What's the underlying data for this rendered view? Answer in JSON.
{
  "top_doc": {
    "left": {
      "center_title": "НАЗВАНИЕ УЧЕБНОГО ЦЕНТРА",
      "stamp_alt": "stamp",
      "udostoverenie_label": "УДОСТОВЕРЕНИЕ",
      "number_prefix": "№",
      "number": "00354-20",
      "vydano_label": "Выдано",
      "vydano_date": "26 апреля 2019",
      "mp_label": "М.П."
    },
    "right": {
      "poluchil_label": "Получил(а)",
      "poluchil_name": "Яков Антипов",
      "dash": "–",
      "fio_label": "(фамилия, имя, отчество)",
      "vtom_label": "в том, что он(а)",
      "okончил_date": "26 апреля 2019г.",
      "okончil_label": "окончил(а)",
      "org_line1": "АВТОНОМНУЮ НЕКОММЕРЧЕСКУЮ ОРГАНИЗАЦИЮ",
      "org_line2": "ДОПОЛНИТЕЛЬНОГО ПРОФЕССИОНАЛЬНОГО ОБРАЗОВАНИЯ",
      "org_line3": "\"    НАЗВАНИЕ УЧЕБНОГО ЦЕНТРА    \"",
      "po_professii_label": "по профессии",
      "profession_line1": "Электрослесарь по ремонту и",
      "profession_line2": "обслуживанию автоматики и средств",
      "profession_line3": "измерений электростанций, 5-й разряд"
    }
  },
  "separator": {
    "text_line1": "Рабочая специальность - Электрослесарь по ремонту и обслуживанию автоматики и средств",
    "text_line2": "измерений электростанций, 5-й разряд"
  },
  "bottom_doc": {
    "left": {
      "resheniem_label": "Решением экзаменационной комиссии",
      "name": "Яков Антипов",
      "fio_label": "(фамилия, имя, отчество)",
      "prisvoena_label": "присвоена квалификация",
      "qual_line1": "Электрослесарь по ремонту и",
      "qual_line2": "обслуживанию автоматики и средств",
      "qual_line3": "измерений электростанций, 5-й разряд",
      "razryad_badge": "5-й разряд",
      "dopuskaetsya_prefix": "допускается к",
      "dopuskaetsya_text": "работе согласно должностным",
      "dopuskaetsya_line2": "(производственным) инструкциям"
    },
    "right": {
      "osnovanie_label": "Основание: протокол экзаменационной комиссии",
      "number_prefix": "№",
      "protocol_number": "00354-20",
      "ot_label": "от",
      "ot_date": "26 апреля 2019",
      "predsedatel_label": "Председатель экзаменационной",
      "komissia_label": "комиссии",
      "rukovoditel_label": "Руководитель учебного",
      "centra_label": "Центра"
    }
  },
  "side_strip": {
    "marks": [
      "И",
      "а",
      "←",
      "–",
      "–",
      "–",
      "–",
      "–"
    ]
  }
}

Goal of the exercise: Examine the entries and report how many of their lines contain the string "средств", giving no more than the number.

Written response: 3